#### Task instructions:
Pick every line with "name" from the material below.

#### Extracted information:
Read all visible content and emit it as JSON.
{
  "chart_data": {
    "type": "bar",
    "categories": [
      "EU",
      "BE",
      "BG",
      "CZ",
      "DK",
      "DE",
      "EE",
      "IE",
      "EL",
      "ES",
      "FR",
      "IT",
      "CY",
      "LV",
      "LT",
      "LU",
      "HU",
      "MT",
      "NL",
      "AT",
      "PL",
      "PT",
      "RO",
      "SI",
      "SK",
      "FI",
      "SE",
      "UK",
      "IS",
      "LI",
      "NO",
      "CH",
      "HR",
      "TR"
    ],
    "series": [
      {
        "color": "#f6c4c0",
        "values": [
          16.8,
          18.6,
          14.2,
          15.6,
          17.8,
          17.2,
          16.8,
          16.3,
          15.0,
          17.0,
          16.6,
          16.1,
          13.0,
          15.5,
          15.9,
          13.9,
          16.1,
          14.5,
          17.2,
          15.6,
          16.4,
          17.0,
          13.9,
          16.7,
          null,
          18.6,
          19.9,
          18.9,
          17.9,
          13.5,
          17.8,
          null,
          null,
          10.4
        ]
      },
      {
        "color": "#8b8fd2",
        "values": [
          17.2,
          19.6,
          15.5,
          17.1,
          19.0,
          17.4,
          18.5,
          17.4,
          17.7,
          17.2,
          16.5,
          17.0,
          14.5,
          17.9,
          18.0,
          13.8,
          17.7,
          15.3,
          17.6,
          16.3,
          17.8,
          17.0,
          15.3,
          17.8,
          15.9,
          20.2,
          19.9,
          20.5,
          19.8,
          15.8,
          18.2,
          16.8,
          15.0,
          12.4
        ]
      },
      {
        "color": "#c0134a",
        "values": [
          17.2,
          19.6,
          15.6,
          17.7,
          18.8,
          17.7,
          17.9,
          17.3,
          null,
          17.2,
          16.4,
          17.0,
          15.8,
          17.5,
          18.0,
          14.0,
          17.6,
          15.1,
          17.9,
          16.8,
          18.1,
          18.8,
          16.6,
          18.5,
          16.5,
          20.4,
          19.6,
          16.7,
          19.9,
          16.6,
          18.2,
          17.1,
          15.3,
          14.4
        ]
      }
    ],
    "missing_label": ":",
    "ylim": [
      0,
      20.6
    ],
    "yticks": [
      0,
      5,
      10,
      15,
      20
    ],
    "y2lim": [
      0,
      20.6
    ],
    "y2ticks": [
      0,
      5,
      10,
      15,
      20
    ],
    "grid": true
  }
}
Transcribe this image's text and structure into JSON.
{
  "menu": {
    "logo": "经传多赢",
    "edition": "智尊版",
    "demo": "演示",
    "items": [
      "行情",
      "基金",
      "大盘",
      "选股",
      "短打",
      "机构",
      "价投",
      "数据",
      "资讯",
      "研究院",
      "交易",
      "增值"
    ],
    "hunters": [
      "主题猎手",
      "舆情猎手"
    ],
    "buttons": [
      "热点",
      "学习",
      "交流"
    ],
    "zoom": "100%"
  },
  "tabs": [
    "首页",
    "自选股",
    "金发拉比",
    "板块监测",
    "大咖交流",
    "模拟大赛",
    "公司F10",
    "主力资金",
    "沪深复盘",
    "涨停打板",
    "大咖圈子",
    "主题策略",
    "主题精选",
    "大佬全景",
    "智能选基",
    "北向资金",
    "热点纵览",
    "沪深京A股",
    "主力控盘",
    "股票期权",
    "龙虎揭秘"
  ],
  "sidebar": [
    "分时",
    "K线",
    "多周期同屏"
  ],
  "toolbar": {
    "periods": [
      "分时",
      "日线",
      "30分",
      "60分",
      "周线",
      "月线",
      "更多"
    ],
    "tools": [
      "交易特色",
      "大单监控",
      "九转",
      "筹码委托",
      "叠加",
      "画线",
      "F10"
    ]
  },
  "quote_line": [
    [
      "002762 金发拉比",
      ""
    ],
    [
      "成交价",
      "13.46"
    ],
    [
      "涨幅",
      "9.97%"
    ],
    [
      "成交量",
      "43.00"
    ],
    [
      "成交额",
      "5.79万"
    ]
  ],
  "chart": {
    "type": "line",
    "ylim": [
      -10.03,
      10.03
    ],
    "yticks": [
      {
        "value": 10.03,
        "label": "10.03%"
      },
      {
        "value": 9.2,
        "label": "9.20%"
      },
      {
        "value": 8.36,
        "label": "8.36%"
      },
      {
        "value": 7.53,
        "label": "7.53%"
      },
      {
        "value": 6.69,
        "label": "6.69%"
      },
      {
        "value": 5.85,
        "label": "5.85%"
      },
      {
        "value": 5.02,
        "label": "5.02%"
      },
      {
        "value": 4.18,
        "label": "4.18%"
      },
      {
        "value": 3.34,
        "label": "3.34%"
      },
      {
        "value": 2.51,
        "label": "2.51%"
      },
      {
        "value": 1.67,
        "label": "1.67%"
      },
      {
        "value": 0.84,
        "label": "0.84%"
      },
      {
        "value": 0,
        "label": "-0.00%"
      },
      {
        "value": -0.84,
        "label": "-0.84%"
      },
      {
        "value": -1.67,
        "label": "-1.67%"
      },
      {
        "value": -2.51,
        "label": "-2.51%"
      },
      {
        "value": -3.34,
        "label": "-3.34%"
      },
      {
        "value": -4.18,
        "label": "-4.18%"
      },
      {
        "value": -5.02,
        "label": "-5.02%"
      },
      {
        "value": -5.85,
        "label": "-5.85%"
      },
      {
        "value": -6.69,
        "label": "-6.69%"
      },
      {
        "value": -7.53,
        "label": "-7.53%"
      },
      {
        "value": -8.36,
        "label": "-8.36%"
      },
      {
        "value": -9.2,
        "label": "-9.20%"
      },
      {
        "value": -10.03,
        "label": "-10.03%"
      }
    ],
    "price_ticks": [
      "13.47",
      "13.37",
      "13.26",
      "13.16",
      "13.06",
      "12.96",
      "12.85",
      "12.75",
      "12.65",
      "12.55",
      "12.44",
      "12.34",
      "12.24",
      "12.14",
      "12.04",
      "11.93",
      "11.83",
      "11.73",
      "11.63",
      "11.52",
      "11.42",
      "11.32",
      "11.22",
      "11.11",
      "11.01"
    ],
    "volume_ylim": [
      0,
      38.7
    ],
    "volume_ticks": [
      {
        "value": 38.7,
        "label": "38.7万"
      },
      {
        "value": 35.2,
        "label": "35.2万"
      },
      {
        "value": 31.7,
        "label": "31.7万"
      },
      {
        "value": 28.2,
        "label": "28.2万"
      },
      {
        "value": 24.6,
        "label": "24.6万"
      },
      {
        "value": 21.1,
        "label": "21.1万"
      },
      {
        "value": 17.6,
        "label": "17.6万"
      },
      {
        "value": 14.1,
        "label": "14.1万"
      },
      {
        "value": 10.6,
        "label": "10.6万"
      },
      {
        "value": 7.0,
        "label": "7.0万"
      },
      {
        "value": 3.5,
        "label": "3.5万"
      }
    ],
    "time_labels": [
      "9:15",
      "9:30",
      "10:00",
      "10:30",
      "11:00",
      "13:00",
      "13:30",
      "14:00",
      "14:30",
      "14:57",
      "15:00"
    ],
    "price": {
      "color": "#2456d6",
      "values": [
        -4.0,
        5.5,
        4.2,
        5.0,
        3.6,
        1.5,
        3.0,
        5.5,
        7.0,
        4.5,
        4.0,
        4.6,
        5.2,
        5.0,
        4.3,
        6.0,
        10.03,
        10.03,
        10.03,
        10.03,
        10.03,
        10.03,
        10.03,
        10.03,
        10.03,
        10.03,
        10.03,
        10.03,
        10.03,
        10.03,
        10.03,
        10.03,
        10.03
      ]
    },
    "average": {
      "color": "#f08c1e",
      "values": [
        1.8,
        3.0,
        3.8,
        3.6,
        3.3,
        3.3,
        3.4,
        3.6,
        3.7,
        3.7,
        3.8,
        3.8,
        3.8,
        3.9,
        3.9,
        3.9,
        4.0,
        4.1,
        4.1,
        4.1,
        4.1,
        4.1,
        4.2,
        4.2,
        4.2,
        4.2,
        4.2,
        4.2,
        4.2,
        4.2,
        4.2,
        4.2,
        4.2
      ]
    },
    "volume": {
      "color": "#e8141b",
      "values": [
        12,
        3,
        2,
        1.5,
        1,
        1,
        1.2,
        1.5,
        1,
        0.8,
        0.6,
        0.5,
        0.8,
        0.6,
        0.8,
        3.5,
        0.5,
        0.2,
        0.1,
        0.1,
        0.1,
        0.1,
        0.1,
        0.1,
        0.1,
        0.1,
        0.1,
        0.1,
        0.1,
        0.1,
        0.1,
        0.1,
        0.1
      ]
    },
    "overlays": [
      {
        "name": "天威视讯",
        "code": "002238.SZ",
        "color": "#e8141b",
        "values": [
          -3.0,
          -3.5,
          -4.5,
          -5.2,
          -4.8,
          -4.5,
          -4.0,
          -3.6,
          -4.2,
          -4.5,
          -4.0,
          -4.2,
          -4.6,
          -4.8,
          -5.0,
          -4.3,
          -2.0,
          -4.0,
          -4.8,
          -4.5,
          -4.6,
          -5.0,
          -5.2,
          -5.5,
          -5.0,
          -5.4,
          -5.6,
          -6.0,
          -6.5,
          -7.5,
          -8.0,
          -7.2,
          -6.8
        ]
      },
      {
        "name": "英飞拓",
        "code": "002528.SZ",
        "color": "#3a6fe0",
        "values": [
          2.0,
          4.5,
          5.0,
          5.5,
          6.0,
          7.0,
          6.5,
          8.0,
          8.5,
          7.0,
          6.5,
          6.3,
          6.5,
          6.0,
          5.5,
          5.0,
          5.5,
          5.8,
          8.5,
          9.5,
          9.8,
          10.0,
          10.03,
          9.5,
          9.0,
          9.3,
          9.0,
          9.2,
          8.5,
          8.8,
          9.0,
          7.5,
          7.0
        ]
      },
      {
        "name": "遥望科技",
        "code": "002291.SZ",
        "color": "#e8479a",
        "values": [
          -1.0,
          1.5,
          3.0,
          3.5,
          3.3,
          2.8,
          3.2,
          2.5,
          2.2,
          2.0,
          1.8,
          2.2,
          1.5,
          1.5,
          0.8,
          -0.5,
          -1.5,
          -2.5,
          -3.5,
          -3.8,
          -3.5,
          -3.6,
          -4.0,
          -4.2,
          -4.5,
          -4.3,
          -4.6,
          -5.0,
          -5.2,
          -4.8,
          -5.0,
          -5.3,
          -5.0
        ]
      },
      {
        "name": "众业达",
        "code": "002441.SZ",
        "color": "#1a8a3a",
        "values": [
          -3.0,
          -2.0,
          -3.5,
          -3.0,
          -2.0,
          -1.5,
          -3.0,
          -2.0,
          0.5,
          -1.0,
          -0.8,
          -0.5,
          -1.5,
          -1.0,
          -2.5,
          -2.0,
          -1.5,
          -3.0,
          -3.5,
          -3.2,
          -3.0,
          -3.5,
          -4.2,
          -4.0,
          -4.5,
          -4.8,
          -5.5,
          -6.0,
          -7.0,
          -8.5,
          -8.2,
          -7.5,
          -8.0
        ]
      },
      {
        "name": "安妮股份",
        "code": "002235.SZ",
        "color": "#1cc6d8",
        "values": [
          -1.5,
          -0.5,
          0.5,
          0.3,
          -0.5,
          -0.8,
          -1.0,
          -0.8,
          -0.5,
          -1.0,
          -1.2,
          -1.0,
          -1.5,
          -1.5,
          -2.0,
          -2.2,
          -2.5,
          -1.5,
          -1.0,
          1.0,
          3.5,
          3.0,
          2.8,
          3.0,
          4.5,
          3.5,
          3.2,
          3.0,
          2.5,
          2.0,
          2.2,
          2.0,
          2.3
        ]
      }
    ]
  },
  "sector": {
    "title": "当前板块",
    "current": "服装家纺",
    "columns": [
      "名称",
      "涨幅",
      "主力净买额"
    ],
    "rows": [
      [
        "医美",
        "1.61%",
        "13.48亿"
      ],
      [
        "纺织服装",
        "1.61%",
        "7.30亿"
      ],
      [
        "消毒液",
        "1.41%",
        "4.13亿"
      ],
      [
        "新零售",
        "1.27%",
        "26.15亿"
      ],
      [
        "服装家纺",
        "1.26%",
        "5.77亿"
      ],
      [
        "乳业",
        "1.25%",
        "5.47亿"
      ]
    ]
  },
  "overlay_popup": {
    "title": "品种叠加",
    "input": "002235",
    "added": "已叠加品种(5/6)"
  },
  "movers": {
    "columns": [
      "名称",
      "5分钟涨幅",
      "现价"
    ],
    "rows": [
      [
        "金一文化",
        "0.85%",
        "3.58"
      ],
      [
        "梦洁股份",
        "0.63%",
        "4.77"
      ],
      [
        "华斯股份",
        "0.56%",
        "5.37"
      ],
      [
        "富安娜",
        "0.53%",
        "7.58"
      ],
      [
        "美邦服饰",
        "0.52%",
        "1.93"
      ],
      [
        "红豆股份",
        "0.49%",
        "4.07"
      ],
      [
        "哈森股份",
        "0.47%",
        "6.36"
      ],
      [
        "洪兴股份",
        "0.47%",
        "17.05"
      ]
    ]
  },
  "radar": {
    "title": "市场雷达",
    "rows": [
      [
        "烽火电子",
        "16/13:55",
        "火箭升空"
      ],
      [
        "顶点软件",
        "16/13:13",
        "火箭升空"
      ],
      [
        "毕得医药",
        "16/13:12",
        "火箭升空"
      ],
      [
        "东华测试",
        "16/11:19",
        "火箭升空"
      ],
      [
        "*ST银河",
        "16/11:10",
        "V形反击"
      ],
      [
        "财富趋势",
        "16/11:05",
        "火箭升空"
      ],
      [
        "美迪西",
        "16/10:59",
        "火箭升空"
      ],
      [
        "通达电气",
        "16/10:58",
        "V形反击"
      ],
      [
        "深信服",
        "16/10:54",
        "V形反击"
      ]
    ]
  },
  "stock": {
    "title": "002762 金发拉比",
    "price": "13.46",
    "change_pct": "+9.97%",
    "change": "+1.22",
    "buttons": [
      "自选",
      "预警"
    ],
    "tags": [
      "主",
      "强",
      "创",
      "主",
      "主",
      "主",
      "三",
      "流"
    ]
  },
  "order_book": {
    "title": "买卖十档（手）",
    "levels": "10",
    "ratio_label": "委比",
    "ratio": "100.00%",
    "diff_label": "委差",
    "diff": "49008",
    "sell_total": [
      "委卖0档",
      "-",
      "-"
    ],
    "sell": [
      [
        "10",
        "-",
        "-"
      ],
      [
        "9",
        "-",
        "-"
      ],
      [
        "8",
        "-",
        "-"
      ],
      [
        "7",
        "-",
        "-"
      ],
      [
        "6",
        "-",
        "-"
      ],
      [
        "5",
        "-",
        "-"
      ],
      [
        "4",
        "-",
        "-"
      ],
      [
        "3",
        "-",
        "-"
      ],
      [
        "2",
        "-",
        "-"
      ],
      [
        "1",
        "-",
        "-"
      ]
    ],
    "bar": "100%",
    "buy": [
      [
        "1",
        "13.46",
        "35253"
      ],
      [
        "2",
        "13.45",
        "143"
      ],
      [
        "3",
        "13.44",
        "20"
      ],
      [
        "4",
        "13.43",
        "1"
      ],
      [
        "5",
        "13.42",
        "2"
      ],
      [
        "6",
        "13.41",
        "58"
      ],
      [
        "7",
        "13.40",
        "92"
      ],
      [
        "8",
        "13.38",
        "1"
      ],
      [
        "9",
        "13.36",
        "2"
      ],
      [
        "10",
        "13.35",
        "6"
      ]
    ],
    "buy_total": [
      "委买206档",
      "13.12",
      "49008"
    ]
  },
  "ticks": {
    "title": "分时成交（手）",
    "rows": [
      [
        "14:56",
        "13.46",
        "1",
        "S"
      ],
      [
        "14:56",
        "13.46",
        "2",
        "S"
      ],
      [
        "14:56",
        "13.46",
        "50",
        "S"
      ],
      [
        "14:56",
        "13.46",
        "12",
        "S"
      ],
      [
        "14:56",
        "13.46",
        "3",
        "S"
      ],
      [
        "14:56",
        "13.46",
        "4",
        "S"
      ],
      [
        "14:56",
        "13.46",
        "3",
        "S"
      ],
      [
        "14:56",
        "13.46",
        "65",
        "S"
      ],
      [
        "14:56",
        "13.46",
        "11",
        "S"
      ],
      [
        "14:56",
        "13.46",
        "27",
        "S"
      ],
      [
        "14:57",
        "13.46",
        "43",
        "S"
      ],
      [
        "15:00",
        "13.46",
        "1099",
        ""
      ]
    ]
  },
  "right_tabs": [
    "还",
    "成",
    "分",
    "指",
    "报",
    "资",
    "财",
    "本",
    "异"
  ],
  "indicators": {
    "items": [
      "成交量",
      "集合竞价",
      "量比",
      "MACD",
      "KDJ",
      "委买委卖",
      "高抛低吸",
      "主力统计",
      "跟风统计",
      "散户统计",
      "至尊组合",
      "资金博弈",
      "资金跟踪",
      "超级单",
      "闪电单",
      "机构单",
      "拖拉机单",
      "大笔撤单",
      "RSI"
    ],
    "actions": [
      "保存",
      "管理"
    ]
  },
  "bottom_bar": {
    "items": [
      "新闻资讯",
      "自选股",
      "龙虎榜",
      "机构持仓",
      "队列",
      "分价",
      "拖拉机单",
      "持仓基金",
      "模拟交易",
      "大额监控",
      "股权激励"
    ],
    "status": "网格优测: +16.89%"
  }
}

#### Right answer:
        "name": "天威视讯",
        "name": "英飞拓",
        "name": "遥望科技",
        "name": "众业达",
        "name": "安妮股份",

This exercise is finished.